** start of DATA ROWS **

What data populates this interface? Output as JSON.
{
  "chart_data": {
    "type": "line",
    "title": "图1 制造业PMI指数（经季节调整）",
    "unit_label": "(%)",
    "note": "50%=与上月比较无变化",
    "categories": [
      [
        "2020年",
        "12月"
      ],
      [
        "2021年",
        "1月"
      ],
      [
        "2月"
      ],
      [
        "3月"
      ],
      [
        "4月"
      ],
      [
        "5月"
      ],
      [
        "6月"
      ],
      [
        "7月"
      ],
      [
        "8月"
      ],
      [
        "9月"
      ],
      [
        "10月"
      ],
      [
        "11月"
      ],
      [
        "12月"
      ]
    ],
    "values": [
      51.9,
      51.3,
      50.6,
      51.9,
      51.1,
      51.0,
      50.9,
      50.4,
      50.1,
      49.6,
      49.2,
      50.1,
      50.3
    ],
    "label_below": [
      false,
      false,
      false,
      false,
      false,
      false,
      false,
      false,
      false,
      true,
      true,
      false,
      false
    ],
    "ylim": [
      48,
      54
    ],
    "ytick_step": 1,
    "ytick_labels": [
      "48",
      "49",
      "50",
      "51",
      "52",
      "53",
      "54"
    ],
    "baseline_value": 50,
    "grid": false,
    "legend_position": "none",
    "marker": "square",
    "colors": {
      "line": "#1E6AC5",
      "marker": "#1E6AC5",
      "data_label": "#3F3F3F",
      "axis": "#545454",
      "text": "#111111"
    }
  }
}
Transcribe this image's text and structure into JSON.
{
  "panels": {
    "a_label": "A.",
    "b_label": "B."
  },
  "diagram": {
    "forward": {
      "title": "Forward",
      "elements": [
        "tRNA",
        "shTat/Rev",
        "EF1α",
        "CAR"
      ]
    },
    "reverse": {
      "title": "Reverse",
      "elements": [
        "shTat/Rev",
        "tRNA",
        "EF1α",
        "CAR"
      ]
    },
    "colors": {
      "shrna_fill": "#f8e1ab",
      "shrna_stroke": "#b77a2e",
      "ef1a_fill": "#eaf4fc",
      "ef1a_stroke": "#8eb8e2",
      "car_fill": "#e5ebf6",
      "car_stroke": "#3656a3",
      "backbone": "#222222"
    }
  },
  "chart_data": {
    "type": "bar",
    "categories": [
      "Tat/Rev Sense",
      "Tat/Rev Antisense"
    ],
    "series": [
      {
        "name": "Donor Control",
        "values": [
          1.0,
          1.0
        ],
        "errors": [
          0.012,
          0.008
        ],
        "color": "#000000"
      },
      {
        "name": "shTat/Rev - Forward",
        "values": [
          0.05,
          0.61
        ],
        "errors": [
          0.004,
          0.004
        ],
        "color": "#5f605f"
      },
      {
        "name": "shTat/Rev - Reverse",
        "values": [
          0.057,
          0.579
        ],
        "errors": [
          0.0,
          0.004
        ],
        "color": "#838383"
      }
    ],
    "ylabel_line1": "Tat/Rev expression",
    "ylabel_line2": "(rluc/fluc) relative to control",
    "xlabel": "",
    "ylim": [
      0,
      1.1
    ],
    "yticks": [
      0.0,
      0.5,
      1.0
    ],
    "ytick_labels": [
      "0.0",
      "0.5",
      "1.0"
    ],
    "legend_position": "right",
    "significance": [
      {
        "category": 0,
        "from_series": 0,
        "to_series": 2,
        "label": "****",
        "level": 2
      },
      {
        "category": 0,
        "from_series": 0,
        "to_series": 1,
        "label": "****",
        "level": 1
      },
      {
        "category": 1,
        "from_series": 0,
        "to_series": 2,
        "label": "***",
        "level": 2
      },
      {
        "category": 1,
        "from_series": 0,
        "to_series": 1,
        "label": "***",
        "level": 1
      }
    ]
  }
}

** end of DATA ROWS **

[EXERCISE BRIEF] Copy the material above verbatim.

[THE RESPONSE]
What data populates this interface? Output as JSON.
{
  "chart_data": {
    "type": "line",
    "title": "图1 制造业PMI指数（经季节调整）",
    "unit_label": "(%)",
    "note": "50%=与上月比较无变化",
    "categories": [
      [
        "2020年",
        "12月"
      ],
      [
        "2021年",
        "1月"
      ],
      [
        "2月"
      ],
      [
        "3月"
      ],
      [
        "4月"
      ],
      [
        "5月"
      ],
      [
        "6月"
      ],
      [
        "7月"
      ],
      [
        "8月"
      ],
      [
        "9月"
      ],
      [
        "10月"
      ],
      [
        "11月"
      ],
      [
        "12月"
      ]
    ],
    "values": [
      51.9,
      51.3,
      50.6,
      51.9,
      51.1,
      51.0,
      50.9,
      50.4,
      50.1,
      49.6,
      49.2,
      50.1,
      50.3
    ],
    "label_below": [
      false,
      false,
      false,
      false,
      false,
      false,
      false,
      false,
      false,
      true,
      true,
      false,
      false
    ],
    "ylim": [
      48,
      54
    ],
    "ytick_step": 1,
    "ytick_labels": [
      "48",
      "49",
      "50",
      "51",
      "52",
      "53",
      "54"
    ],
    "baseline_value": 50,
    "grid": false,
    "legend_position": "none",
    "marker": "square",
    "colors": {
      "line": "#1E6AC5",
      "marker": "#1E6AC5",
      "data_label": "#3F3F3F",
      "axis": "#545454",
      "text": "#111111"
    }
  }
}
Transcribe this image's text and structure into JSON.
{
  "panels": {
    "a_label": "A.",
    "b_label": "B."
  },
  "diagram": {
    "forward": {
      "title": "Forward",
      "elements": [
        "tRNA",
        "shTat/Rev",
        "EF1α",
        "CAR"
      ]
    },
    "reverse": {
      "title": "Reverse",
      "elements": [
        "shTat/Rev",
        "tRNA",
        "EF1α",
        "CAR"
      ]
    },
    "colors": {
      "shrna_fill": "#f8e1ab",
      "shrna_stroke": "#b77a2e",
      "ef1a_fill": "#eaf4fc",
      "ef1a_stroke": "#8eb8e2",
      "car_fill": "#e5ebf6",
      "car_stroke": "#3656a3",
      "backbone": "#222222"
    }
  },
  "chart_data": {
    "type": "bar",
    "categories": [
      "Tat/Rev Sense",
      "Tat/Rev Antisense"
    ],
    "series": [
      {
        "name": "Donor Control",
        "values": [
          1.0,
          1.0
        ],
        "errors": [
          0.012,
          0.008
        ],
        "color": "#000000"
      },
      {
        "name": "shTat/Rev - Forward",
        "values": [
          0.05,
          0.61
        ],
        "errors": [
          0.004,
          0.004
        ],
        "color": "#5f605f"
      },
      {
        "name": "shTat/Rev - Reverse",
        "values": [
          0.057,
          0.579
        ],
        "errors": [
          0.0,
          0.004
        ],
        "color": "#838383"
      }
    ],
    "ylabel_line1": "Tat/Rev expression",
    "ylabel_line2": "(rluc/fluc) relative to control",
    "xlabel": "",
    "ylim": [
      0,
      1.1
    ],
    "yticks": [
      0.0,
      0.5,
      1.0
    ],
    "ytick_labels": [
      "0.0",
      "0.5",
      "1.0"
    ],
    "legend_position": "right",
    "significance": [
      {
        "category": 0,
        "from_series": 0,
        "to_series": 2,
        "label": "****",
        "level": 2
      },
      {
        "category": 0,
        "from_series": 0,
        "to_series": 1,
        "label": "****",
        "level": 1
      },
      {
        "category": 1,
        "from_series": 0,
        "to_series": 2,
        "label": "***",
        "level": 2
      },
      {
        "category": 1,
        "from_series": 0,
        "to_series": 1,
        "label": "***",
        "level": 1
      }
    ]
  }
}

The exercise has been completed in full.